SHORT TASK: Return each line of the data below exactly, omitting any pictures.

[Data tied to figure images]
/---

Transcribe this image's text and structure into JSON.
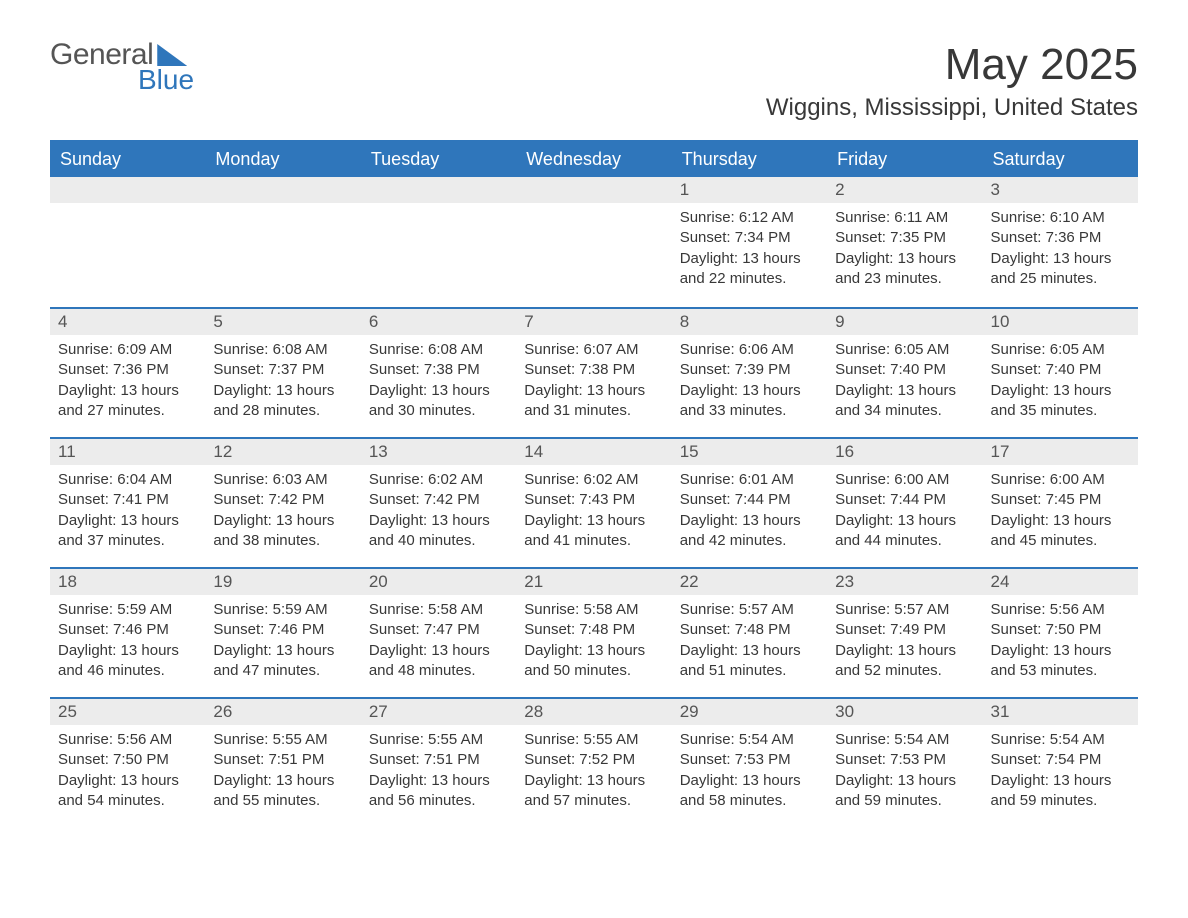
{
  "logo": {
    "line1": "General",
    "line2": "Blue"
  },
  "header": {
    "month_title": "May 2025",
    "location": "Wiggins, Mississippi, United States"
  },
  "colors": {
    "header_bg": "#2f76bb",
    "header_text": "#ffffff",
    "daynum_bg": "#ececec",
    "rule": "#2f76bb",
    "body_text": "#383838"
  },
  "calendar": {
    "weekday_labels": [
      "Sunday",
      "Monday",
      "Tuesday",
      "Wednesday",
      "Thursday",
      "Friday",
      "Saturday"
    ],
    "label_sunrise": "Sunrise:",
    "label_sunset": "Sunset:",
    "label_daylight_prefix": "Daylight:",
    "weeks": [
      [
        null,
        null,
        null,
        null,
        {
          "day": "1",
          "sunrise": "6:12 AM",
          "sunset": "7:34 PM",
          "daylight": "13 hours and 22 minutes."
        },
        {
          "day": "2",
          "sunrise": "6:11 AM",
          "sunset": "7:35 PM",
          "daylight": "13 hours and 23 minutes."
        },
        {
          "day": "3",
          "sunrise": "6:10 AM",
          "sunset": "7:36 PM",
          "daylight": "13 hours and 25 minutes."
        }
      ],
      [
        {
          "day": "4",
          "sunrise": "6:09 AM",
          "sunset": "7:36 PM",
          "daylight": "13 hours and 27 minutes."
        },
        {
          "day": "5",
          "sunrise": "6:08 AM",
          "sunset": "7:37 PM",
          "daylight": "13 hours and 28 minutes."
        },
        {
          "day": "6",
          "sunrise": "6:08 AM",
          "sunset": "7:38 PM",
          "daylight": "13 hours and 30 minutes."
        },
        {
          "day": "7",
          "sunrise": "6:07 AM",
          "sunset": "7:38 PM",
          "daylight": "13 hours and 31 minutes."
        },
        {
          "day": "8",
          "sunrise": "6:06 AM",
          "sunset": "7:39 PM",
          "daylight": "13 hours and 33 minutes."
        },
        {
          "day": "9",
          "sunrise": "6:05 AM",
          "sunset": "7:40 PM",
          "daylight": "13 hours and 34 minutes."
        },
        {
          "day": "10",
          "sunrise": "6:05 AM",
          "sunset": "7:40 PM",
          "daylight": "13 hours and 35 minutes."
        }
      ],
      [
        {
          "day": "11",
          "sunrise": "6:04 AM",
          "sunset": "7:41 PM",
          "daylight": "13 hours and 37 minutes."
        },
        {
          "day": "12",
          "sunrise": "6:03 AM",
          "sunset": "7:42 PM",
          "daylight": "13 hours and 38 minutes."
        },
        {
          "day": "13",
          "sunrise": "6:02 AM",
          "sunset": "7:42 PM",
          "daylight": "13 hours and 40 minutes."
        },
        {
          "day": "14",
          "sunrise": "6:02 AM",
          "sunset": "7:43 PM",
          "daylight": "13 hours and 41 minutes."
        },
        {
          "day": "15",
          "sunrise": "6:01 AM",
          "sunset": "7:44 PM",
          "daylight": "13 hours and 42 minutes."
        },
        {
          "day": "16",
          "sunrise": "6:00 AM",
          "sunset": "7:44 PM",
          "daylight": "13 hours and 44 minutes."
        },
        {
          "day": "17",
          "sunrise": "6:00 AM",
          "sunset": "7:45 PM",
          "daylight": "13 hours and 45 minutes."
        }
      ],
      [
        {
          "day": "18",
          "sunrise": "5:59 AM",
          "sunset": "7:46 PM",
          "daylight": "13 hours and 46 minutes."
        },
        {
          "day": "19",
          "sunrise": "5:59 AM",
          "sunset": "7:46 PM",
          "daylight": "13 hours and 47 minutes."
        },
        {
          "day": "20",
          "sunrise": "5:58 AM",
          "sunset": "7:47 PM",
          "daylight": "13 hours and 48 minutes."
        },
        {
          "day": "21",
          "sunrise": "5:58 AM",
          "sunset": "7:48 PM",
          "daylight": "13 hours and 50 minutes."
        },
        {
          "day": "22",
          "sunrise": "5:57 AM",
          "sunset": "7:48 PM",
          "daylight": "13 hours and 51 minutes."
        },
        {
          "day": "23",
          "sunrise": "5:57 AM",
          "sunset": "7:49 PM",
          "daylight": "13 hours and 52 minutes."
        },
        {
          "day": "24",
          "sunrise": "5:56 AM",
          "sunset": "7:50 PM",
          "daylight": "13 hours and 53 minutes."
        }
      ],
      [
        {
          "day": "25",
          "sunrise": "5:56 AM",
          "sunset": "7:50 PM",
          "daylight": "13 hours and 54 minutes."
        },
        {
          "day": "26",
          "sunrise": "5:55 AM",
          "sunset": "7:51 PM",
          "daylight": "13 hours and 55 minutes."
        },
        {
          "day": "27",
          "sunrise": "5:55 AM",
          "sunset": "7:51 PM",
          "daylight": "13 hours and 56 minutes."
        },
        {
          "day": "28",
          "sunrise": "5:55 AM",
          "sunset": "7:52 PM",
          "daylight": "13 hours and 57 minutes."
        },
        {
          "day": "29",
          "sunrise": "5:54 AM",
          "sunset": "7:53 PM",
          "daylight": "13 hours and 58 minutes."
        },
        {
          "day": "30",
          "sunrise": "5:54 AM",
          "sunset": "7:53 PM",
          "daylight": "13 hours and 59 minutes."
        },
        {
          "day": "31",
          "sunrise": "5:54 AM",
          "sunset": "7:54 PM",
          "daylight": "13 hours and 59 minutes."
        }
      ]
    ]
  }
}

\---

THE COMPLETED TASK:
Transcribe this image's text and structure into JSON.
{
  "logo": {
    "line1": "General",
    "line2": "Blue"
  },
  "header": {
    "month_title": "May 2025",
    "location": "Wiggins, Mississippi, United States"
  },
  "colors": {
    "header_bg": "#2f76bb",
    "header_text": "#ffffff",
    "daynum_bg": "#ececec",
    "rule": "#2f76bb",
    "body_text": "#383838"
  },
  "calendar": {
    "weekday_labels": [
      "Sunday",
      "Monday",
      "Tuesday",
      "Wednesday",
      "Thursday",
      "Friday",
      "Saturday"
    ],
    "label_sunrise": "Sunrise:",
    "label_sunset": "Sunset:",
    "label_daylight_prefix": "Daylight:",
    "weeks": [
      [
        null,
        null,
        null,
        null,
        {
          "day": "1",
          "sunrise": "6:12 AM",
          "sunset": "7:34 PM",
          "daylight": "13 hours and 22 minutes."
        },
        {
          "day": "2",
          "sunrise": "6:11 AM",
          "sunset": "7:35 PM",
          "daylight": "13 hours and 23 minutes."
        },
        {
          "day": "3",
          "sunrise": "6:10 AM",
          "sunset": "7:36 PM",
          "daylight": "13 hours and 25 minutes."
        }
      ],
      [
        {
          "day": "4",
          "sunrise": "6:09 AM",
          "sunset": "7:36 PM",
          "daylight": "13 hours and 27 minutes."
        },
        {
          "day": "5",
          "sunrise": "6:08 AM",
          "sunset": "7:37 PM",
          "daylight": "13 hours and 28 minutes."
        },
        {
          "day": "6",
          "sunrise": "6:08 AM",
          "sunset": "7:38 PM",
          "daylight": "13 hours and 30 minutes."
        },
        {
          "day": "7",
          "sunrise": "6:07 AM",
          "sunset": "7:38 PM",
          "daylight": "13 hours and 31 minutes."
        },
        {
          "day": "8",
          "sunrise": "6:06 AM",
          "sunset": "7:39 PM",
          "daylight": "13 hours and 33 minutes."
        },
        {
          "day": "9",
          "sunrise": "6:05 AM",
          "sunset": "7:40 PM",
          "daylight": "13 hours and 34 minutes."
        },
        {
          "day": "10",
          "sunrise": "6:05 AM",
          "sunset": "7:40 PM",
          "daylight": "13 hours and 35 minutes."
        }
      ],
      [
        {
          "day": "11",
          "sunrise": "6:04 AM",
          "sunset": "7:41 PM",
          "daylight": "13 hours and 37 minutes."
        },
        {
          "day": "12",
          "sunrise": "6:03 AM",
          "sunset": "7:42 PM",
          "daylight": "13 hours and 38 minutes."
        },
        {
          "day": "13",
          "sunrise": "6:02 AM",
          "sunset": "7:42 PM",
          "daylight": "13 hours and 40 minutes."
        },
        {
          "day": "14",
          "sunrise": "6:02 AM",
          "sunset": "7:43 PM",
          "daylight": "13 hours and 41 minutes."
        },
        {
          "day": "15",
          "sunrise": "6:01 AM",
          "sunset": "7:44 PM",
          "daylight": "13 hours and 42 minutes."
        },
        {
          "day": "16",
          "sunrise": "6:00 AM",
          "sunset": "7:44 PM",
          "daylight": "13 hours and 44 minutes."
        },
        {
          "day": "17",
          "sunrise": "6:00 AM",
          "sunset": "7:45 PM",
          "daylight": "13 hours and 45 minutes."
        }
      ],
      [
        {
          "day": "18",
          "sunrise": "5:59 AM",
          "sunset": "7:46 PM",
          "daylight": "13 hours and 46 minutes."
        },
        {
          "day": "19",
          "sunrise": "5:59 AM",
          "sunset": "7:46 PM",
          "daylight": "13 hours and 47 minutes."
        },
        {
          "day": "20",
          "sunrise": "5:58 AM",
          "sunset": "7:47 PM",
          "daylight": "13 hours and 48 minutes."
        },
        {
          "day": "21",
          "sunrise": "5:58 AM",
          "sunset": "7:48 PM",
          "daylight": "13 hours and 50 minutes."
        },
        {
          "day": "22",
          "sunrise": "5:57 AM",
          "sunset": "7:48 PM",
          "daylight": "13 hours and 51 minutes."
        },
        {
          "day": "23",
          "sunrise": "5:57 AM",
          "sunset": "7:49 PM",
          "daylight": "13 hours and 52 minutes."
        },
        {
          "day": "24",
          "sunrise": "5:56 AM",
          "sunset": "7:50 PM",
          "daylight": "13 hours and 53 minutes."
        }
      ],
      [
        {
          "day": "25",
          "sunrise": "5:56 AM",
          "sunset": "7:50 PM",
          "daylight": "13 hours and 54 minutes."
        },
        {
          "day": "26",
          "sunrise": "5:55 AM",
          "sunset": "7:51 PM",
          "daylight": "13 hours and 55 minutes."
        },
        {
          "day": "27",
          "sunrise": "5:55 AM",
          "sunset": "7:51 PM",
          "daylight": "13 hours and 56 minutes."
        },
        {
          "day": "28",
          "sunrise": "5:55 AM",
          "sunset": "7:52 PM",
          "daylight": "13 hours and 57 minutes."
        },
        {
          "day": "29",
          "sunrise": "5:54 AM",
          "sunset": "7:53 PM",
          "daylight": "13 hours and 58 minutes."
        },
        {
          "day": "30",
          "sunrise": "5:54 AM",
          "sunset": "7:53 PM",
          "daylight": "13 hours and 59 minutes."
        },
        {
          "day": "31",
          "sunrise": "5:54 AM",
          "sunset": "7:54 PM",
          "daylight": "13 hours and 59 minutes."
        }
      ]
    ]
  }
}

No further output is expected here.